- Stated problem
Copy each line below in which the string "meter" occurs.

- Exercise material
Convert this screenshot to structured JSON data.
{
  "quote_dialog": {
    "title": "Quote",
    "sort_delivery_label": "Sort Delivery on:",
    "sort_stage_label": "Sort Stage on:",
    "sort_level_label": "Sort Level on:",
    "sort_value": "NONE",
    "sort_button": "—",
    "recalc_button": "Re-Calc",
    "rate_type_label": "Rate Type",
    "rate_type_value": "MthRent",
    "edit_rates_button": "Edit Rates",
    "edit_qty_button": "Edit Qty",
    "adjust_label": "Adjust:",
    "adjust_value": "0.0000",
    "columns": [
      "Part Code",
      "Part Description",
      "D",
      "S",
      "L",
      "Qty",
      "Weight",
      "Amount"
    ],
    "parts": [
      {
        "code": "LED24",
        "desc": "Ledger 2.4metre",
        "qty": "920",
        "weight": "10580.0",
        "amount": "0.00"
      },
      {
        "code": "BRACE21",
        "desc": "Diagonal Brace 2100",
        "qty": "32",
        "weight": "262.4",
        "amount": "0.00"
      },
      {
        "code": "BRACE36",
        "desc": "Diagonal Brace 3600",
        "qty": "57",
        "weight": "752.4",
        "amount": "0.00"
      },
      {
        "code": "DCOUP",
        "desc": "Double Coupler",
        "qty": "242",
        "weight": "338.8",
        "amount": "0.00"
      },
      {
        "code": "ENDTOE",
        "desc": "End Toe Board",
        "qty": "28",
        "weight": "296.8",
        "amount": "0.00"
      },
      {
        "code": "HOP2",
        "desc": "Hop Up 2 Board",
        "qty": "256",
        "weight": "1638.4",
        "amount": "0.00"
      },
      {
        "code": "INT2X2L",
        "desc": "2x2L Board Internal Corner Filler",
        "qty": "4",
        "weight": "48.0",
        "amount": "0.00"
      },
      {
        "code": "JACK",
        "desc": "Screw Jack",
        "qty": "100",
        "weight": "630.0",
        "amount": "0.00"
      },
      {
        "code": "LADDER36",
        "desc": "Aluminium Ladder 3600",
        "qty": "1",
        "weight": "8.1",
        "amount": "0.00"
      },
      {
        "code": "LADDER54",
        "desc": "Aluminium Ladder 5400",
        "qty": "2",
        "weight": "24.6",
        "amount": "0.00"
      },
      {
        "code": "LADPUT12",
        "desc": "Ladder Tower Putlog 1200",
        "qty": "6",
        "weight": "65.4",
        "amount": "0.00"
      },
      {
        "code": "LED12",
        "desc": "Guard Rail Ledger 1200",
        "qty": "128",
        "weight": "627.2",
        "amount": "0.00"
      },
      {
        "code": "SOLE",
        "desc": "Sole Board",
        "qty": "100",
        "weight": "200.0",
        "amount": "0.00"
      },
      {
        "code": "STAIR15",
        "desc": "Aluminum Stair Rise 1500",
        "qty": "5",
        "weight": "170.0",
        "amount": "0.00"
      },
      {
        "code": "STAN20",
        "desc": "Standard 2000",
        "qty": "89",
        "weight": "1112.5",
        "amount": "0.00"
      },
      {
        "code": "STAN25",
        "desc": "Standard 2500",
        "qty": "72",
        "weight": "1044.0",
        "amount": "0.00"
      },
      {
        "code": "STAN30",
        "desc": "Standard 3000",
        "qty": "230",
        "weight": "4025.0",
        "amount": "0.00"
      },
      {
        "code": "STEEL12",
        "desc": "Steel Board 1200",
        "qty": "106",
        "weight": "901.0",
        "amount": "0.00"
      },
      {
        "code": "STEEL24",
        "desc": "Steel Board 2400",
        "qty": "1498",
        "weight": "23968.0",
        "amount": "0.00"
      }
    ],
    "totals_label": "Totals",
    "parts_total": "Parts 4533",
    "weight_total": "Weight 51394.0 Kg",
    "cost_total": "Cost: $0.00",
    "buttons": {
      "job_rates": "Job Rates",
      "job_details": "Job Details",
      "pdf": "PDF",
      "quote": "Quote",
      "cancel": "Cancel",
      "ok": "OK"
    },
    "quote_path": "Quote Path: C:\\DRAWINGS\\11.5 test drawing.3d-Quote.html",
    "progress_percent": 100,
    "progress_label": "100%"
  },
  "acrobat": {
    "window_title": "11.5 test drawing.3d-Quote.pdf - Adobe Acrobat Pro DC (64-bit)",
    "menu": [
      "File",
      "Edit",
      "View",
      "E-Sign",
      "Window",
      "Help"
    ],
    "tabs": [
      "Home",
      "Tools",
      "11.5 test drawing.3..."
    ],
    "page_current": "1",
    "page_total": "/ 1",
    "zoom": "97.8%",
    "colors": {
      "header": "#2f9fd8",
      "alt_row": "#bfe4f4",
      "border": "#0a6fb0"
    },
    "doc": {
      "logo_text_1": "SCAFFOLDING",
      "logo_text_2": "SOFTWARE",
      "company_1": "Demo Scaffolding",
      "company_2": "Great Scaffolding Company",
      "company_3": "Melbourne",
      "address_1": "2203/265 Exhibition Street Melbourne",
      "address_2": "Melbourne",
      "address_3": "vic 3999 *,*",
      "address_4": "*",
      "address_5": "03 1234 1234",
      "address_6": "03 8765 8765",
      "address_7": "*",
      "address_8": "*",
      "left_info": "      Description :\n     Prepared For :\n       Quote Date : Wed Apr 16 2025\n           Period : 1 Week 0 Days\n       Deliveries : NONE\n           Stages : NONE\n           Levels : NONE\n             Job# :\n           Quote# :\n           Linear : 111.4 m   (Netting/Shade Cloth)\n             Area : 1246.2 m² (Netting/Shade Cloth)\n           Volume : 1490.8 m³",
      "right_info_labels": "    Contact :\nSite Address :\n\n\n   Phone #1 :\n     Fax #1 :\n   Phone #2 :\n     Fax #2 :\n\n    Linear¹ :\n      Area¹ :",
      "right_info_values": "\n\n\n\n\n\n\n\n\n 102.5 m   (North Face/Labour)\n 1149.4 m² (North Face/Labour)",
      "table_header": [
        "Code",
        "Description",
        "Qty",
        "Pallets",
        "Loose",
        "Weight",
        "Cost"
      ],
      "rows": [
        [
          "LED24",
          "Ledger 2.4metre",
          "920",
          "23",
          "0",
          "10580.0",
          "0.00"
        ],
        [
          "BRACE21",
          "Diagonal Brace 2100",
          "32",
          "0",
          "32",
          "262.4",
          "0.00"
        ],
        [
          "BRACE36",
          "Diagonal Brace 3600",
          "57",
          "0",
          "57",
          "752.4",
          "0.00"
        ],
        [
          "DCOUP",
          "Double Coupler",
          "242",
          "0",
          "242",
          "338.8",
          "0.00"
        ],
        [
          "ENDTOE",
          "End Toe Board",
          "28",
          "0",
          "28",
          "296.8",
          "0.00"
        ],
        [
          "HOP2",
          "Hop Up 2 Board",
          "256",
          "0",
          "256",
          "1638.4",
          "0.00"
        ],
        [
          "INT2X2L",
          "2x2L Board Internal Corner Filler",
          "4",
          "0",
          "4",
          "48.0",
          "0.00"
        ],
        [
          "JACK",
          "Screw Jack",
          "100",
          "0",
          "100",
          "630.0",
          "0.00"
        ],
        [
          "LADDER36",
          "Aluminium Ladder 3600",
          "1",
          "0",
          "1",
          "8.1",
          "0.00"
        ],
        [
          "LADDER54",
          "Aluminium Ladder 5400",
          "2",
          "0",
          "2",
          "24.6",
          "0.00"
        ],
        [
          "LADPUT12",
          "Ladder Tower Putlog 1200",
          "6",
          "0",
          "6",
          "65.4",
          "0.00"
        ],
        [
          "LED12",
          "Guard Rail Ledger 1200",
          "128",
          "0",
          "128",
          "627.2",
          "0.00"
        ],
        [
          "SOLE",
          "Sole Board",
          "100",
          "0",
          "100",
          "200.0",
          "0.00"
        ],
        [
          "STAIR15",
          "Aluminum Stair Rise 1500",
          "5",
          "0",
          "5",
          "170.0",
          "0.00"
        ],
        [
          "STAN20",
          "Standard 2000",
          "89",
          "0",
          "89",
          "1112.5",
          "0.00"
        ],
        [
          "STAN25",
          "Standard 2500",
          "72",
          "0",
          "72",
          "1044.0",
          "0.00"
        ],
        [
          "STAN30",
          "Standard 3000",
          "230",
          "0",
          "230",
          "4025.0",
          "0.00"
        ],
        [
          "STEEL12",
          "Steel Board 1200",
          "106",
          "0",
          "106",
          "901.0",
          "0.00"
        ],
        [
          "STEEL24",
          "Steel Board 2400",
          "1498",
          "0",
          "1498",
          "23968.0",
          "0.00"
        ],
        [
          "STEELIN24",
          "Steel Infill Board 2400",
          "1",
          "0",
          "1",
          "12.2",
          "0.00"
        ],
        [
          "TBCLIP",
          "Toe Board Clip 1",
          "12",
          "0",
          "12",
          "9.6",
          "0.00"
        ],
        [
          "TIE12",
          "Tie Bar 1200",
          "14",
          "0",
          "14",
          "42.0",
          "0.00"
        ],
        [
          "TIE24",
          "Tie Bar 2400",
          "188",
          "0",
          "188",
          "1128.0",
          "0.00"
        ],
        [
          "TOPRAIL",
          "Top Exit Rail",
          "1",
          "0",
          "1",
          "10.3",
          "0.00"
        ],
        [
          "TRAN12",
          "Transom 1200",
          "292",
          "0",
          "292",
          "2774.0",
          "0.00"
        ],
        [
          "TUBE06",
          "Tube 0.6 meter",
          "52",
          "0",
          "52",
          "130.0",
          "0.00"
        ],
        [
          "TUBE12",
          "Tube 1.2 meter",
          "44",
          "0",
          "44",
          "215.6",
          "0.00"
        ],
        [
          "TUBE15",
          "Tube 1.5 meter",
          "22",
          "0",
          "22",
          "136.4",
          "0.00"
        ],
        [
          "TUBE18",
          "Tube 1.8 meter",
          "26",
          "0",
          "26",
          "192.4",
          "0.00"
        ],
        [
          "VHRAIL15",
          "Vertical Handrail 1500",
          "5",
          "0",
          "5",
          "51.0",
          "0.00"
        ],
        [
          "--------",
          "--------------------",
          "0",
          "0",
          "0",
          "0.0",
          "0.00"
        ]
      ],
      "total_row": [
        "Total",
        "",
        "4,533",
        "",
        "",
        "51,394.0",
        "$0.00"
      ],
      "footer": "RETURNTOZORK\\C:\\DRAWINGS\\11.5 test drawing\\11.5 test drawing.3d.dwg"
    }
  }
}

- Task response
          "Tube 0.6 meter",
          "Tube 1.2 meter",
          "Tube 1.5 meter",
          "Tube 1.8 meter",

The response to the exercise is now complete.